## What the task requires:
Each record that follows should be repeated exactly, minus any images.

## Supplied data:
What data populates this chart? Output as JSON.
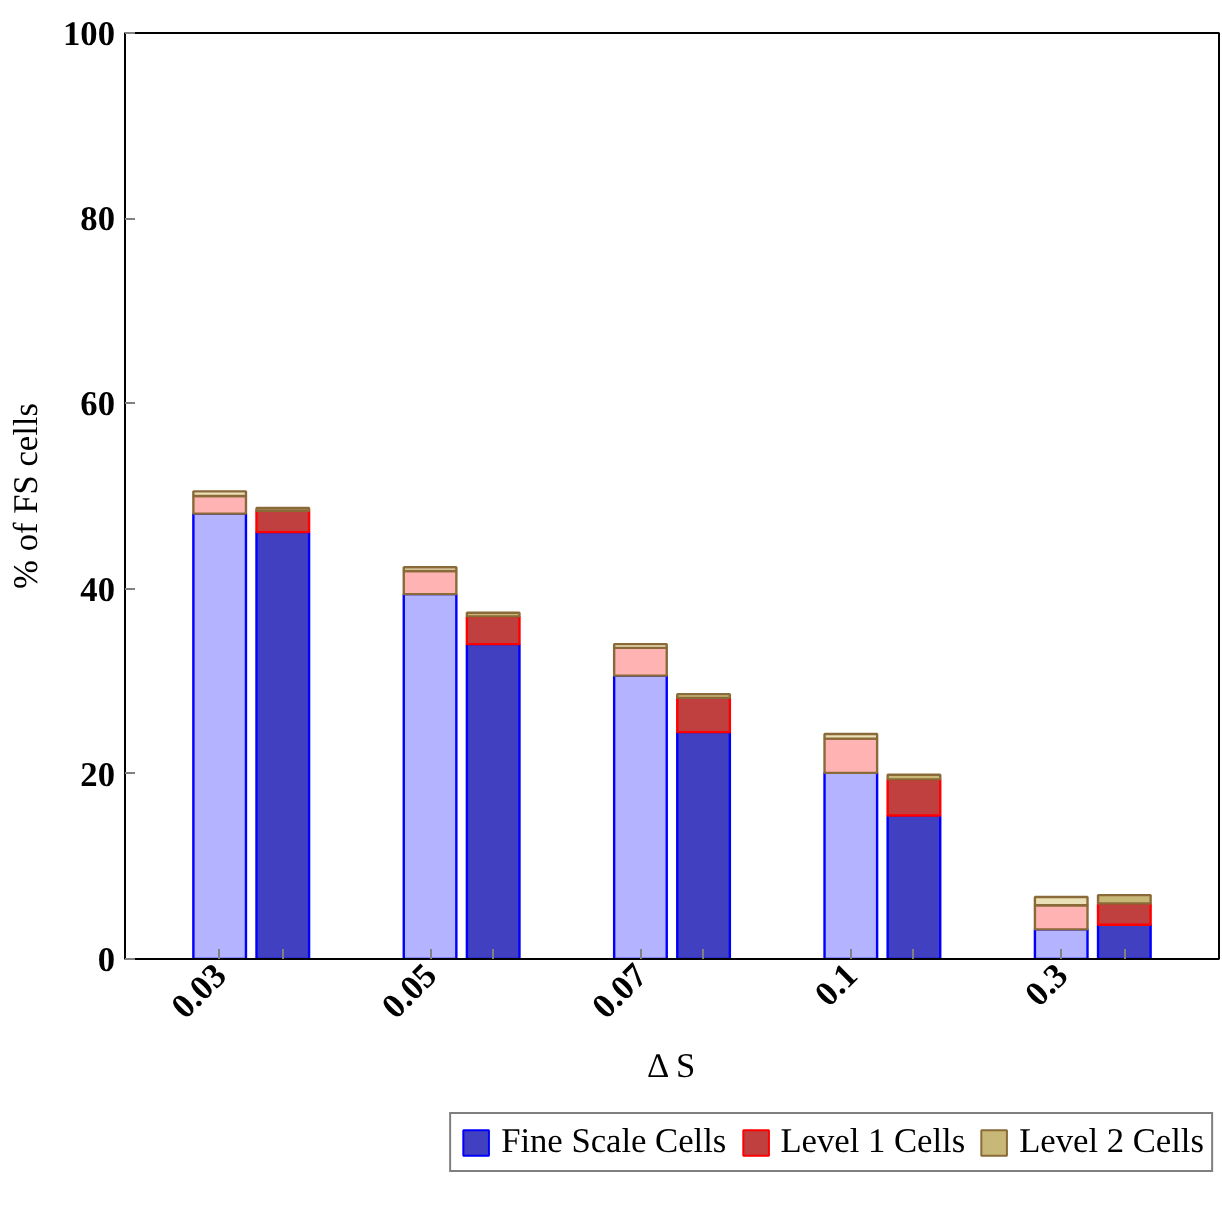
{
  "chart_data": {
    "type": "bar",
    "stacked": true,
    "xlabel": "Δ S",
    "ylabel": "% of FS cells",
    "categories": [
      "0.03",
      null,
      "0.05",
      null,
      "0.07",
      null,
      "0.1",
      null,
      "0.3",
      null
    ],
    "ylim": [
      0,
      100
    ],
    "yticks": [
      0,
      20,
      40,
      60,
      80,
      100
    ],
    "legend": "bottom",
    "series": [
      {
        "name": "Fine Scale Cells",
        "color": "#4040c0",
        "colors": [
          "#b3b3ff",
          "#4040c0",
          "#b3b3ff",
          "#4040c0",
          "#b3b3ff",
          "#4040c0",
          "#b3b3ff",
          "#4040c0",
          "#b3b3ff",
          "#4040c0"
        ],
        "values": [
          48.1,
          46.1,
          39.4,
          34.0,
          30.6,
          24.5,
          20.1,
          15.5,
          3.2,
          3.7
        ]
      },
      {
        "name": "Level 1 Cells",
        "color": "#c04040",
        "colors": [
          "#ffb3b3",
          "#c04040",
          "#ffb3b3",
          "#c04040",
          "#ffb3b3",
          "#c04040",
          "#ffb3b3",
          "#c04040",
          "#ffb3b3",
          "#c04040"
        ],
        "values": [
          1.9,
          2.3,
          2.5,
          3.0,
          3.0,
          3.7,
          3.7,
          3.9,
          2.6,
          2.3
        ]
      },
      {
        "name": "Level 2 Cells",
        "color": "#c8b878",
        "colors": [
          "#ebe1b8",
          "#c8b878",
          "#ebe1b8",
          "#c8b878",
          "#ebe1b8",
          "#c8b878",
          "#ebe1b8",
          "#c8b878",
          "#ebe1b8",
          "#c8b878"
        ],
        "values": [
          0.5,
          0.3,
          0.4,
          0.4,
          0.4,
          0.4,
          0.5,
          0.5,
          0.9,
          0.9
        ]
      }
    ]
  }
}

## Problem solution:
What data populates this chart? Output as JSON.
{
  "chart_data": {
    "type": "bar",
    "stacked": true,
    "xlabel": "Δ S",
    "ylabel": "% of FS cells",
    "categories": [
      "0.03",
      null,
      "0.05",
      null,
      "0.07",
      null,
      "0.1",
      null,
      "0.3",
      null
    ],
    "ylim": [
      0,
      100
    ],
    "yticks": [
      0,
      20,
      40,
      60,
      80,
      100
    ],
    "legend": "bottom",
    "series": [
      {
        "name": "Fine Scale Cells",
        "color": "#4040c0",
        "colors": [
          "#b3b3ff",
          "#4040c0",
          "#b3b3ff",
          "#4040c0",
          "#b3b3ff",
          "#4040c0",
          "#b3b3ff",
          "#4040c0",
          "#b3b3ff",
          "#4040c0"
        ],
        "values": [
          48.1,
          46.1,
          39.4,
          34.0,
          30.6,
          24.5,
          20.1,
          15.5,
          3.2,
          3.7
        ]
      },
      {
        "name": "Level 1 Cells",
        "color": "#c04040",
        "colors": [
          "#ffb3b3",
          "#c04040",
          "#ffb3b3",
          "#c04040",
          "#ffb3b3",
          "#c04040",
          "#ffb3b3",
          "#c04040",
          "#ffb3b3",
          "#c04040"
        ],
        "values": [
          1.9,
          2.3,
          2.5,
          3.0,
          3.0,
          3.7,
          3.7,
          3.9,
          2.6,
          2.3
        ]
      },
      {
        "name": "Level 2 Cells",
        "color": "#c8b878",
        "colors": [
          "#ebe1b8",
          "#c8b878",
          "#ebe1b8",
          "#c8b878",
          "#ebe1b8",
          "#c8b878",
          "#ebe1b8",
          "#c8b878",
          "#ebe1b8",
          "#c8b878"
        ],
        "values": [
          0.5,
          0.3,
          0.4,
          0.4,
          0.4,
          0.4,
          0.5,
          0.5,
          0.9,
          0.9
        ]
      }
    ]
  }
}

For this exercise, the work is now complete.